■ Problem requirements
Identify all lines below that hold "cells" and collect them.
----
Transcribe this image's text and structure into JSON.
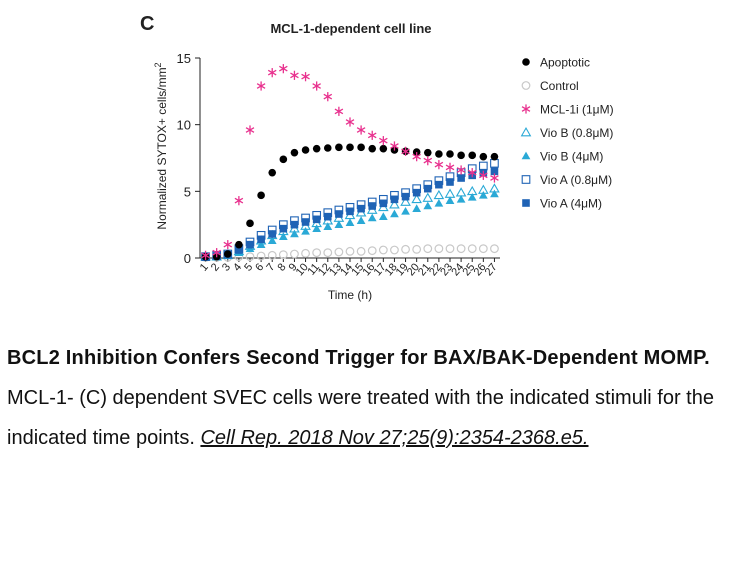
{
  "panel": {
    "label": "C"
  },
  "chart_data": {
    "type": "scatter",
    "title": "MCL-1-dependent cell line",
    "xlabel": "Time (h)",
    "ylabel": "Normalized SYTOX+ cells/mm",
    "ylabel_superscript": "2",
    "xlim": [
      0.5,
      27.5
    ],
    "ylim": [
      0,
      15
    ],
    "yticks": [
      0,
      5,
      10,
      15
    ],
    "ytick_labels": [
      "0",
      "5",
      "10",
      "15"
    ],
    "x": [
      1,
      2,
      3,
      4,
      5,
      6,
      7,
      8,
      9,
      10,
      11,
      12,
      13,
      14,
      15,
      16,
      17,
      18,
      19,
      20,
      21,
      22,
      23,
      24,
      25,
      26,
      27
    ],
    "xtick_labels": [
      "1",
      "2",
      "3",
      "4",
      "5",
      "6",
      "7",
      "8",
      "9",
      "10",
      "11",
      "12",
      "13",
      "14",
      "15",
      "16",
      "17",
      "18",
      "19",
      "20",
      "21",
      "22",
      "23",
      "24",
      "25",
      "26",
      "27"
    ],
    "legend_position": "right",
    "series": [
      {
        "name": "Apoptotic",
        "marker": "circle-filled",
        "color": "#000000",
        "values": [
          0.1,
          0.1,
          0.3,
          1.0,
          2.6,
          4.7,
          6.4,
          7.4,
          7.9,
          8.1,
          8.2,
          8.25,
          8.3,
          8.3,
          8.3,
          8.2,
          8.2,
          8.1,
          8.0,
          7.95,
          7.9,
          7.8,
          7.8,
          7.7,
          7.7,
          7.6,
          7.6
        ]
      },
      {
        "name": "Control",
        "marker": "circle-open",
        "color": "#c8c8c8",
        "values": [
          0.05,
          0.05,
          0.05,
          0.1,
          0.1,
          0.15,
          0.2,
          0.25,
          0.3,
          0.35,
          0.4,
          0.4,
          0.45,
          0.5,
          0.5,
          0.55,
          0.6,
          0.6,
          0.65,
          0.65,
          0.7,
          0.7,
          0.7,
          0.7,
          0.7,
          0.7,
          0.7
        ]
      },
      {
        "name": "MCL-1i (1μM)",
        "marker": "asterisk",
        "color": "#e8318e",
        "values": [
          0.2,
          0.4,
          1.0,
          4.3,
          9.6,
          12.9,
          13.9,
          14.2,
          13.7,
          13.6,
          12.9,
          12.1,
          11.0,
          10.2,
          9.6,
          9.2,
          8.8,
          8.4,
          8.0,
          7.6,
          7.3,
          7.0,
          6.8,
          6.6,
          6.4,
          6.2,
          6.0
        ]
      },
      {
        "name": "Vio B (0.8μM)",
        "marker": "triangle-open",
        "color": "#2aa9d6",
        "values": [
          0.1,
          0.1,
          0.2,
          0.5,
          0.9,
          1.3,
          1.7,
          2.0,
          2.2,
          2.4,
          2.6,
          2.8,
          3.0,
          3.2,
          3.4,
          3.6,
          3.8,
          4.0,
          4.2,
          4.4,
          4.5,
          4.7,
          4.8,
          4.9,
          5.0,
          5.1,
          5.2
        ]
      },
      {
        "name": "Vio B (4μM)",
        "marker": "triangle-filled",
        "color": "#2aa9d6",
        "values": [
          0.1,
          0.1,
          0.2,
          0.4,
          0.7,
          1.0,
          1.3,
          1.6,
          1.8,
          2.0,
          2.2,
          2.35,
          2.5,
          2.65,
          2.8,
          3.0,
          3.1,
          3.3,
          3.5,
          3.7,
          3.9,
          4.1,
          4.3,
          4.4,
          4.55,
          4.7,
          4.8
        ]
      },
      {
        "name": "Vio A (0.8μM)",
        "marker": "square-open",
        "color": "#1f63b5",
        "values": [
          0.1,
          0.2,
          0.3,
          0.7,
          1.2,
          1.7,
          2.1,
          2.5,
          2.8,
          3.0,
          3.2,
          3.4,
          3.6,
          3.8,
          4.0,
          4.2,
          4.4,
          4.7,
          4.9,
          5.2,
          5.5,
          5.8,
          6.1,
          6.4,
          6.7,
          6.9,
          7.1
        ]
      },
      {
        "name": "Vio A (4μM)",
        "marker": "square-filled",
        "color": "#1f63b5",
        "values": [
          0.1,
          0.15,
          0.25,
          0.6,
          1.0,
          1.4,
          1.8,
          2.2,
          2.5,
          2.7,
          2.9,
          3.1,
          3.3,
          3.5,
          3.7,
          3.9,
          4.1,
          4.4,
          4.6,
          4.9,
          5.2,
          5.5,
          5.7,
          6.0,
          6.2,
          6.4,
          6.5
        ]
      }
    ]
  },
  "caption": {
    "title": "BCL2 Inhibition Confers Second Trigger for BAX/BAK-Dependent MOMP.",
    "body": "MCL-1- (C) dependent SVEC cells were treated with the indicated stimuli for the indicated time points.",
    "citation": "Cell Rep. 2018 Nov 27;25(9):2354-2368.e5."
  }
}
----
■ Response for this exercise
    "ylabel": "Normalized SYTOX+ cells/mm",
    "body": "MCL-1- (C) dependent SVEC cells were treated with the indicated stimuli for the indicated time points.",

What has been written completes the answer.